-- Task description --
Give the listing again character for character, but drop the images.
━━━━
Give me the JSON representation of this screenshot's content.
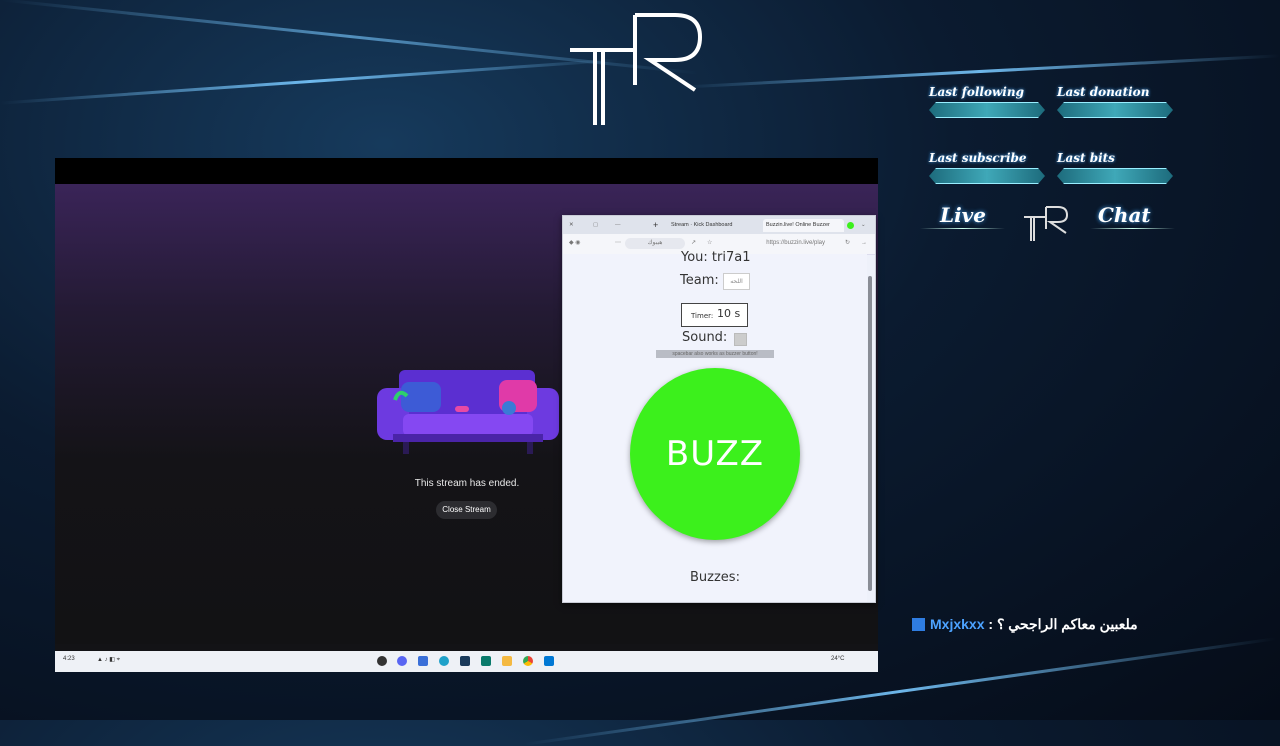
{
  "overlay": {
    "logo_text": "TR",
    "stats": [
      {
        "label": "Last following"
      },
      {
        "label": "Last donation"
      },
      {
        "label": "Last subscribe"
      },
      {
        "label": "Last bits"
      }
    ],
    "live_label": "Live",
    "chat_label": "Chat",
    "chat": {
      "user": "Mxjxkxx",
      "separator": " : ",
      "message": "ملعبين معاكم الراجحي ؟"
    }
  },
  "stream": {
    "ended_text": "This stream has ended.",
    "close_button": "Close Stream"
  },
  "browser": {
    "tabs": [
      "Stream · Kick Dashboard",
      "Buzzin.live! Online Buzzer"
    ],
    "profile_label": "هيبوك",
    "url": "https://buzzin.live/play",
    "you_label": "You: tri7a1",
    "team_label": "Team:",
    "team_value": "اللحه",
    "timer_label": "Timer:",
    "timer_value": "10 s",
    "sound_label": "Sound:",
    "hint": "spacebar also works as buzzer button!",
    "buzz_label": "BUZZ",
    "buzzes_label": "Buzzes:"
  },
  "taskbar": {
    "weather": "24°C",
    "time": "4:23"
  },
  "colors": {
    "buzz": "#3cf01c",
    "accent": "#3fa8b8",
    "chat_user": "#4da3ff"
  }
}
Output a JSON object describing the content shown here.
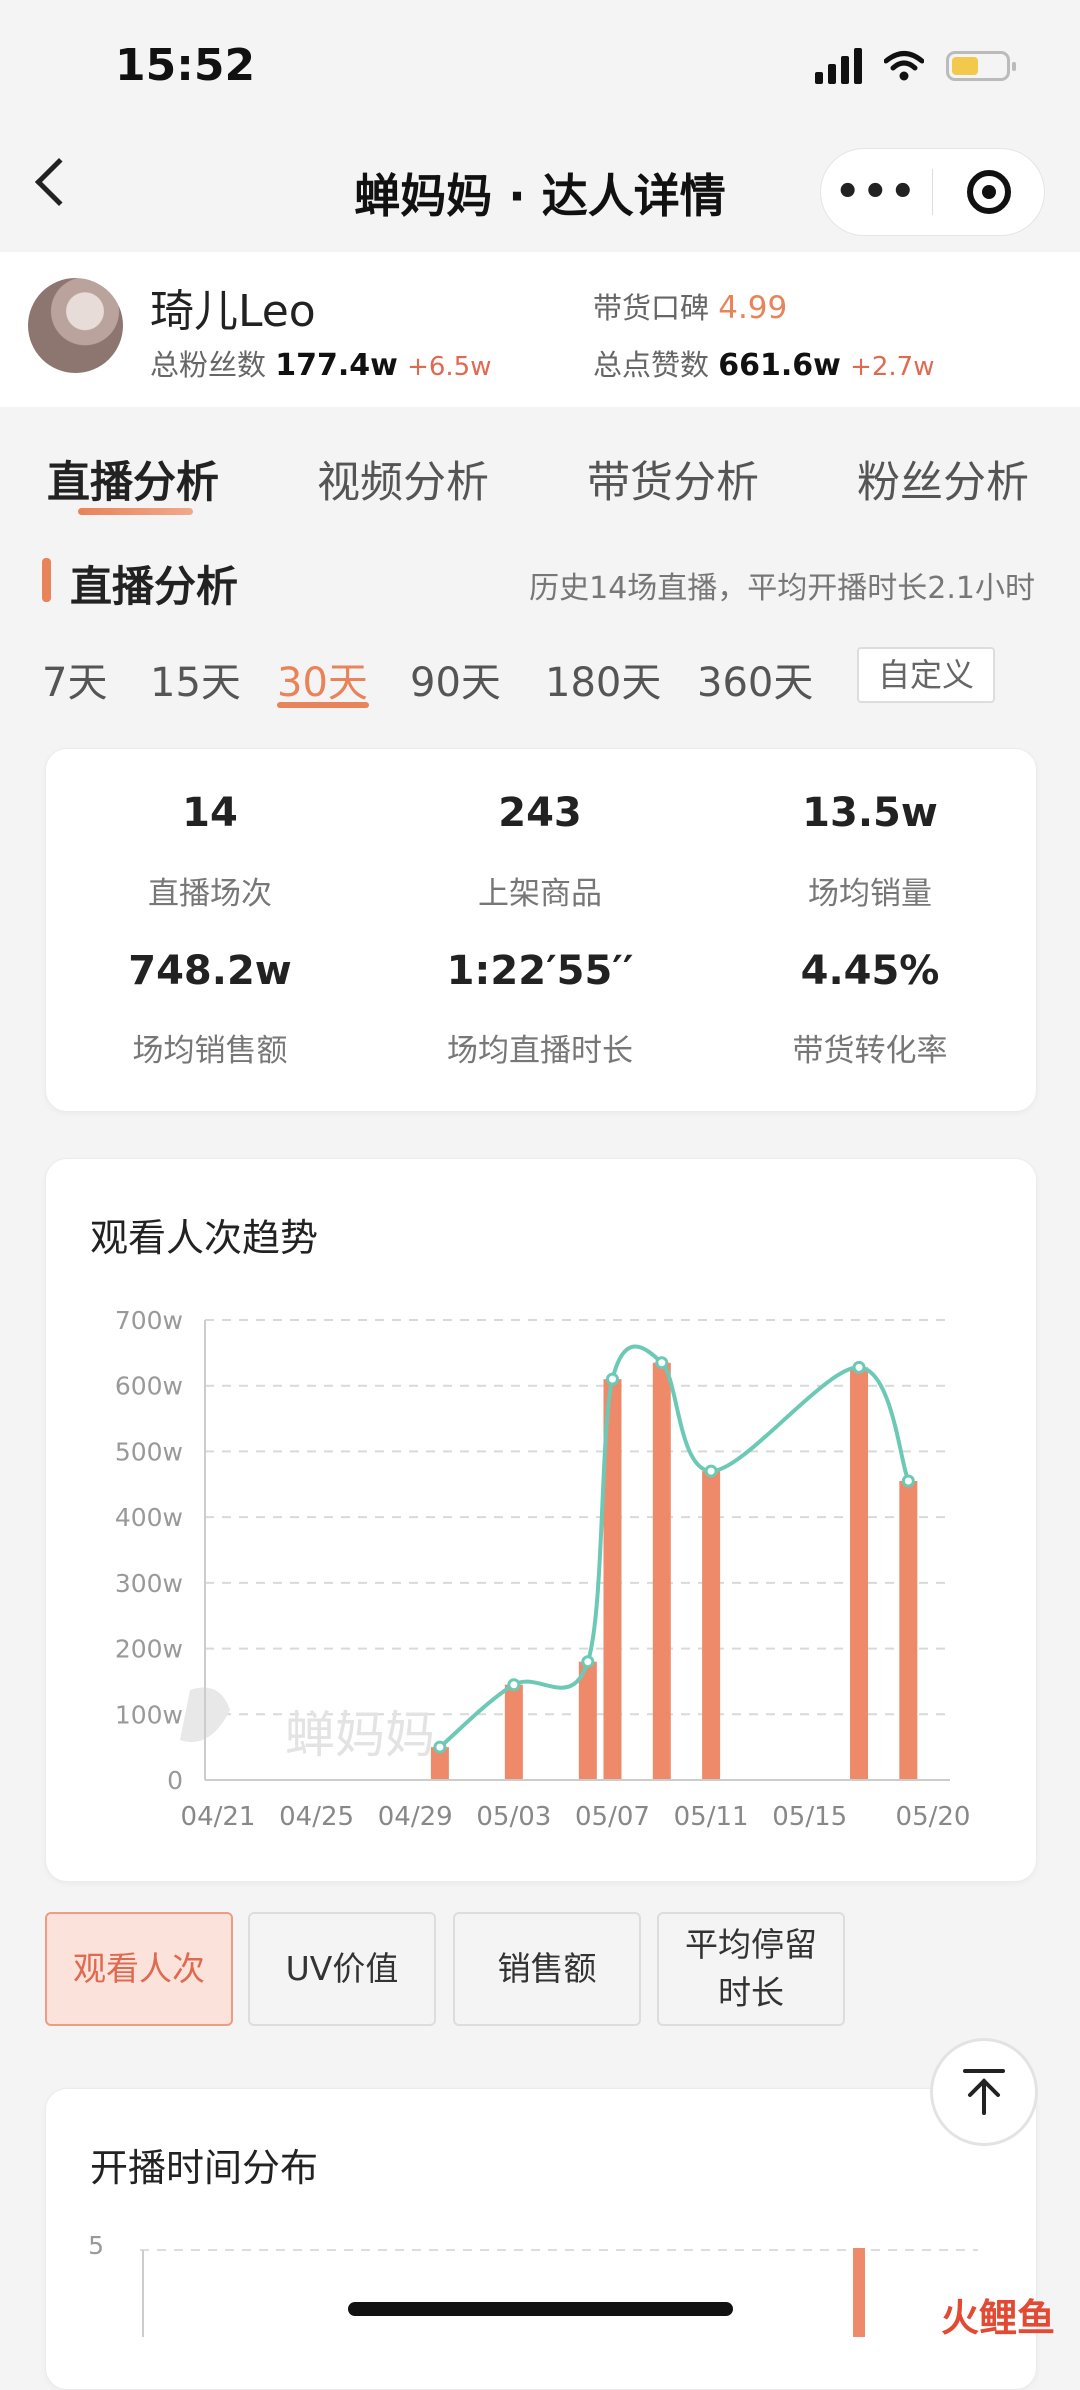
━━━━
-- Result below --
Give me the JSON representation of this screenshot's content.
{
  "overlay": {
    "logo_text": "TR",
    "stats": [
      {
        "label": "Last following"
      },
      {
        "label": "Last donation"
      },
      {
        "label": "Last subscribe"
      },
      {
        "label": "Last bits"
      }
    ],
    "live_label": "Live",
    "chat_label": "Chat",
    "chat": {
      "user": "Mxjxkxx",
      "separator": " : ",
      "message": "ملعبين معاكم الراجحي ؟"
    }
  },
  "stream": {
    "ended_text": "This stream has ended.",
    "close_button": "Close Stream"
  },
  "browser": {
    "tabs": [
      "Stream · Kick Dashboard",
      "Buzzin.live! Online Buzzer"
    ],
    "profile_label": "هيبوك",
    "url": "https://buzzin.live/play",
    "you_label": "You: tri7a1",
    "team_label": "Team:",
    "team_value": "اللحه",
    "timer_label": "Timer:",
    "timer_value": "10 s",
    "sound_label": "Sound:",
    "hint": "spacebar also works as buzzer button!",
    "buzz_label": "BUZZ",
    "buzzes_label": "Buzzes:"
  },
  "taskbar": {
    "weather": "24°C",
    "time": "4:23"
  },
  "colors": {
    "buzz": "#3cf01c",
    "accent": "#3fa8b8",
    "chat_user": "#4da3ff"
  }
}
Output a JSON object describing the content shown here.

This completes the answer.